Exercise objective:
Print out the material that follows word for word.

Records to use:
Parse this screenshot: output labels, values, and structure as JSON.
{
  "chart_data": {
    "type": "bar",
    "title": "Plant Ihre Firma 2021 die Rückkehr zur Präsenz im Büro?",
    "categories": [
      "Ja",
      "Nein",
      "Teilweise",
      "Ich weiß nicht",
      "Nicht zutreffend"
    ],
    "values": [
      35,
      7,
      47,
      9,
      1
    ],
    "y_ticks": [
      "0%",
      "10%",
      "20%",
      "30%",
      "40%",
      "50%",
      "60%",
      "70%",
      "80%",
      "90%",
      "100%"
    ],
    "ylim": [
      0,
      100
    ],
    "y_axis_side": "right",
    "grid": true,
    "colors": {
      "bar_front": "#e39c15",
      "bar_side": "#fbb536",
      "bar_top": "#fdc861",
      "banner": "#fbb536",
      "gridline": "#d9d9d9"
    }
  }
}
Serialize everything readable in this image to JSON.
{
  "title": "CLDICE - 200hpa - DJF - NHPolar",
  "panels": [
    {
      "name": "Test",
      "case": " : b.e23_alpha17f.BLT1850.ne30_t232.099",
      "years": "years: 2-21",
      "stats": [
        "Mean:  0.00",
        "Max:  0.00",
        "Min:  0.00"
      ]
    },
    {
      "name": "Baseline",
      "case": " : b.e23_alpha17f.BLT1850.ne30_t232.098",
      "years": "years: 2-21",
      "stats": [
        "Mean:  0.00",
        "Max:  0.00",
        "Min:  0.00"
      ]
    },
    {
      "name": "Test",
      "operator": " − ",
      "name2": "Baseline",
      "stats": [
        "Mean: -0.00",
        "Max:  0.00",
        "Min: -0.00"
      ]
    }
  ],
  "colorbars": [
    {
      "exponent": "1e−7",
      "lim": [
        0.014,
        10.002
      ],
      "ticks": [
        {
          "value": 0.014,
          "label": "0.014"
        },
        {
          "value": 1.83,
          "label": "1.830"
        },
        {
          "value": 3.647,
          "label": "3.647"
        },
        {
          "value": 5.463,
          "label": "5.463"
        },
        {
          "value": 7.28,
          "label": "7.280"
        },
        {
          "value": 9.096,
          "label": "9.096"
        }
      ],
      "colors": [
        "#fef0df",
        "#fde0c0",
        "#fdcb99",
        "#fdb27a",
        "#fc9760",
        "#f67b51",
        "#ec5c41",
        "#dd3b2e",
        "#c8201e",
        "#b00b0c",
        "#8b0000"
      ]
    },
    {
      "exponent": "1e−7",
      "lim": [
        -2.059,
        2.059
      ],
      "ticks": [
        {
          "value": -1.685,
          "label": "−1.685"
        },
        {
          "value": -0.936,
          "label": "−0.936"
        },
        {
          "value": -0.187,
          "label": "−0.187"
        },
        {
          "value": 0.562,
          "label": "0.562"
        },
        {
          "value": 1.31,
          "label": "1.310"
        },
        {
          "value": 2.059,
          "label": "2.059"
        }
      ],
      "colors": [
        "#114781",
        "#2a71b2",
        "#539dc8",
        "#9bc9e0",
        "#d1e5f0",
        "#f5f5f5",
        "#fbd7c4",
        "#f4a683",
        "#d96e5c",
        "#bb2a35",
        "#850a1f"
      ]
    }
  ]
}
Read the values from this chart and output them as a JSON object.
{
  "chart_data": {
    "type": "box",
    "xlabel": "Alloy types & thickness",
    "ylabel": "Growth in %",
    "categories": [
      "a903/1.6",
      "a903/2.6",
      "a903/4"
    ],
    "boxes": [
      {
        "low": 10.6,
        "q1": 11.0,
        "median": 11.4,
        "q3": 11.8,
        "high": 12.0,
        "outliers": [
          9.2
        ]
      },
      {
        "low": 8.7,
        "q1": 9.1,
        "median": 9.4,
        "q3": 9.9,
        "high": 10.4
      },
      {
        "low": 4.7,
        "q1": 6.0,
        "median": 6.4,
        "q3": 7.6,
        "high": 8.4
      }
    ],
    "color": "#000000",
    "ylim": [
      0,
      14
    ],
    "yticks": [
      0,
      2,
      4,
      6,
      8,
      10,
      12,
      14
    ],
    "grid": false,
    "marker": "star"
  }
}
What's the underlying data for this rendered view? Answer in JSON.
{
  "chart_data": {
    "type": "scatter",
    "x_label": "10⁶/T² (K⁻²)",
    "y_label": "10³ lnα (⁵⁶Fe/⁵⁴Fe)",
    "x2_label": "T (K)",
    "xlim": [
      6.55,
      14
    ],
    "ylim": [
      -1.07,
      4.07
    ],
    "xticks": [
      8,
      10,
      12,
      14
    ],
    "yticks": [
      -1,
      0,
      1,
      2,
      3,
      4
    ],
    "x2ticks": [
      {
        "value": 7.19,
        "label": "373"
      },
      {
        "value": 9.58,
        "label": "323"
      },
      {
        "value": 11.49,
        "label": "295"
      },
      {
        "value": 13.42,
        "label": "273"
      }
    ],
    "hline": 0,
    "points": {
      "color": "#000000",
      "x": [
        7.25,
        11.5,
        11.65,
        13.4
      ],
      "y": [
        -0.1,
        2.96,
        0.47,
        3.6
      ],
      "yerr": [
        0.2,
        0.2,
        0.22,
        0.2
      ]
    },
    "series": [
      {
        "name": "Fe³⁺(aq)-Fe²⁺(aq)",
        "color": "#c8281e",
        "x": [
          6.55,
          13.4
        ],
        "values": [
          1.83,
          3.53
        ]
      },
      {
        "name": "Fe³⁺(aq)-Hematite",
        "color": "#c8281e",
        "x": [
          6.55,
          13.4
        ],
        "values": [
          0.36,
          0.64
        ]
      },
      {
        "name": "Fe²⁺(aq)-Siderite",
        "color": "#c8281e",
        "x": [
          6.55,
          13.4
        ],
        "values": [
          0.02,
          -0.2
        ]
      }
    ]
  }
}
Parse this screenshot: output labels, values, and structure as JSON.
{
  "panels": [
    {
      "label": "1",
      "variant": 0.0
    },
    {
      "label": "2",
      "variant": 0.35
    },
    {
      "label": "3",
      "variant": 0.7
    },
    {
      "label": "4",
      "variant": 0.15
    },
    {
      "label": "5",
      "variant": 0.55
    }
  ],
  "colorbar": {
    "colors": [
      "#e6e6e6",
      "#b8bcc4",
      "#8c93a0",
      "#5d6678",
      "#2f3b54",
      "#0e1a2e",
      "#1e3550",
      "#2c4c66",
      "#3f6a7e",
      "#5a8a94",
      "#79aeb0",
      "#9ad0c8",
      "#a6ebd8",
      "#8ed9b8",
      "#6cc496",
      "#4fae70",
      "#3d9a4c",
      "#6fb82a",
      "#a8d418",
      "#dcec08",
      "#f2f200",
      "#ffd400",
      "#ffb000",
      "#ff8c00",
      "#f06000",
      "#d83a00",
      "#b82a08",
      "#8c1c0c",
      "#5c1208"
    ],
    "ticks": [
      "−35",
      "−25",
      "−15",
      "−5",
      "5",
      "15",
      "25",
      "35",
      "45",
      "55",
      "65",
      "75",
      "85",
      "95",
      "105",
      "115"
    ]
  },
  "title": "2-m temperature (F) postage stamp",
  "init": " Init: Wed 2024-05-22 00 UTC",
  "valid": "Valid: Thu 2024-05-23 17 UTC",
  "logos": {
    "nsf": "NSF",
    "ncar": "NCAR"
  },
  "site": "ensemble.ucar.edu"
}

The answer:
Parse this screenshot: output labels, values, and structure as JSON.
{
  "chart_data": {
    "type": "bar",
    "title": "Plant Ihre Firma 2021 die Rückkehr zur Präsenz im Büro?",
    "categories": [
      "Ja",
      "Nein",
      "Teilweise",
      "Ich weiß nicht",
      "Nicht zutreffend"
    ],
    "values": [
      35,
      7,
      47,
      9,
      1
    ],
    "y_ticks": [
      "0%",
      "10%",
      "20%",
      "30%",
      "40%",
      "50%",
      "60%",
      "70%",
      "80%",
      "90%",
      "100%"
    ],
    "ylim": [
      0,
      100
    ],
    "y_axis_side": "right",
    "grid": true,
    "colors": {
      "bar_front": "#e39c15",
      "bar_side": "#fbb536",
      "bar_top": "#fdc861",
      "banner": "#fbb536",
      "gridline": "#d9d9d9"
    }
  }
}
Serialize everything readable in this image to JSON.
{
  "title": "CLDICE - 200hpa - DJF - NHPolar",
  "panels": [
    {
      "name": "Test",
      "case": " : b.e23_alpha17f.BLT1850.ne30_t232.099",
      "years": "years: 2-21",
      "stats": [
        "Mean:  0.00",
        "Max:  0.00",
        "Min:  0.00"
      ]
    },
    {
      "name": "Baseline",
      "case": " : b.e23_alpha17f.BLT1850.ne30_t232.098",
      "years": "years: 2-21",
      "stats": [
        "Mean:  0.00",
        "Max:  0.00",
        "Min:  0.00"
      ]
    },
    {
      "name": "Test",
      "operator": " − ",
      "name2": "Baseline",
      "stats": [
        "Mean: -0.00",
        "Max:  0.00",
        "Min: -0.00"
      ]
    }
  ],
  "colorbars": [
    {
      "exponent": "1e−7",
      "lim": [
        0.014,
        10.002
      ],
      "ticks": [
        {
          "value": 0.014,
          "label": "0.014"
        },
        {
          "value": 1.83,
          "label": "1.830"
        },
        {
          "value": 3.647,
          "label": "3.647"
        },
        {
          "value": 5.463,
          "label": "5.463"
        },
        {
          "value": 7.28,
          "label": "7.280"
        },
        {
          "value": 9.096,
          "label": "9.096"
        }
      ],
      "colors": [
        "#fef0df",
        "#fde0c0",
        "#fdcb99",
        "#fdb27a",
        "#fc9760",
        "#f67b51",
        "#ec5c41",
        "#dd3b2e",
        "#c8201e",
        "#b00b0c",
        "#8b0000"
      ]
    },
    {
      "exponent": "1e−7",
      "lim": [
        -2.059,
        2.059
      ],
      "ticks": [
        {
          "value": -1.685,
          "label": "−1.685"
        },
        {
          "value": -0.936,
          "label": "−0.936"
        },
        {
          "value": -0.187,
          "label": "−0.187"
        },
        {
          "value": 0.562,
          "label": "0.562"
        },
        {
          "value": 1.31,
          "label": "1.310"
        },
        {
          "value": 2.059,
          "label": "2.059"
        }
      ],
      "colors": [
        "#114781",
        "#2a71b2",
        "#539dc8",
        "#9bc9e0",
        "#d1e5f0",
        "#f5f5f5",
        "#fbd7c4",
        "#f4a683",
        "#d96e5c",
        "#bb2a35",
        "#850a1f"
      ]
    }
  ]
}
Read the values from this chart and output them as a JSON object.
{
  "chart_data": {
    "type": "box",
    "xlabel": "Alloy types & thickness",
    "ylabel": "Growth in %",
    "categories": [
      "a903/1.6",
      "a903/2.6",
      "a903/4"
    ],
    "boxes": [
      {
        "low": 10.6,
        "q1": 11.0,
        "median": 11.4,
        "q3": 11.8,
        "high": 12.0,
        "outliers": [
          9.2
        ]
      },
      {
        "low": 8.7,
        "q1": 9.1,
        "median": 9.4,
        "q3": 9.9,
        "high": 10.4
      },
      {
        "low": 4.7,
        "q1": 6.0,
        "median": 6.4,
        "q3": 7.6,
        "high": 8.4
      }
    ],
    "color": "#000000",
    "ylim": [
      0,
      14
    ],
    "yticks": [
      0,
      2,
      4,
      6,
      8,
      10,
      12,
      14
    ],
    "grid": false,
    "marker": "star"
  }
}
What's the underlying data for this rendered view? Answer in JSON.
{
  "chart_data": {
    "type": "scatter",
    "x_label": "10⁶/T² (K⁻²)",
    "y_label": "10³ lnα (⁵⁶Fe/⁵⁴Fe)",
    "x2_label": "T (K)",
    "xlim": [
      6.55,
      14
    ],
    "ylim": [
      -1.07,
      4.07
    ],
    "xticks": [
      8,
      10,
      12,
      14
    ],
    "yticks": [
      -1,
      0,
      1,
      2,
      3,
      4
    ],
    "x2ticks": [
      {
        "value": 7.19,
        "label": "373"
      },
      {
        "value": 9.58,
        "label": "323"
      },
      {
        "value": 11.49,
        "label": "295"
      },
      {
        "value": 13.42,
        "label": "273"
      }
    ],
    "hline": 0,
    "points": {
      "color": "#000000",
      "x": [
        7.25,
        11.5,
        11.65,
        13.4
      ],
      "y": [
        -0.1,
        2.96,
        0.47,
        3.6
      ],
      "yerr": [
        0.2,
        0.2,
        0.22,
        0.2
      ]
    },
    "series": [
      {
        "name": "Fe³⁺(aq)-Fe²⁺(aq)",
        "color": "#c8281e",
        "x": [
          6.55,
          13.4
        ],
        "values": [
          1.83,
          3.53
        ]
      },
      {
        "name": "Fe³⁺(aq)-Hematite",
        "color": "#c8281e",
        "x": [
          6.55,
          13.4
        ],
        "values": [
          0.36,
          0.64
        ]
      },
      {
        "name": "Fe²⁺(aq)-Siderite",
        "color": "#c8281e",
        "x": [
          6.55,
          13.4
        ],
        "values": [
          0.02,
          -0.2
        ]
      }
    ]
  }
}
Parse this screenshot: output labels, values, and structure as JSON.
{
  "panels": [
    {
      "label": "1",
      "variant": 0.0
    },
    {
      "label": "2",
      "variant": 0.35
    },
    {
      "label": "3",
      "variant": 0.7
    },
    {
      "label": "4",
      "variant": 0.15
    },
    {
      "label": "5",
      "variant": 0.55
    }
  ],
  "colorbar": {
    "colors": [
      "#e6e6e6",
      "#b8bcc4",
      "#8c93a0",
      "#5d6678",
      "#2f3b54",
      "#0e1a2e",
      "#1e3550",
      "#2c4c66",
      "#3f6a7e",
      "#5a8a94",
      "#79aeb0",
      "#9ad0c8",
      "#a6ebd8",
      "#8ed9b8",
      "#6cc496",
      "#4fae70",
      "#3d9a4c",
      "#6fb82a",
      "#a8d418",
      "#dcec08",
      "#f2f200",
      "#ffd400",
      "#ffb000",
      "#ff8c00",
      "#f06000",
      "#d83a00",
      "#b82a08",
      "#8c1c0c",
      "#5c1208"
    ],
    "ticks": [
      "−35",
      "−25",
      "−15",
      "−5",
      "5",
      "15",
      "25",
      "35",
      "45",
      "55",
      "65",
      "75",
      "85",
      "95",
      "105",
      "115"
    ]
  },
  "title": "2-m temperature (F) postage stamp",
  "init": " Init: Wed 2024-05-22 00 UTC",
  "valid": "Valid: Thu 2024-05-23 17 UTC",
  "logos": {
    "nsf": "NSF",
    "ncar": "NCAR"
  },
  "site": "ensemble.ucar.edu"
}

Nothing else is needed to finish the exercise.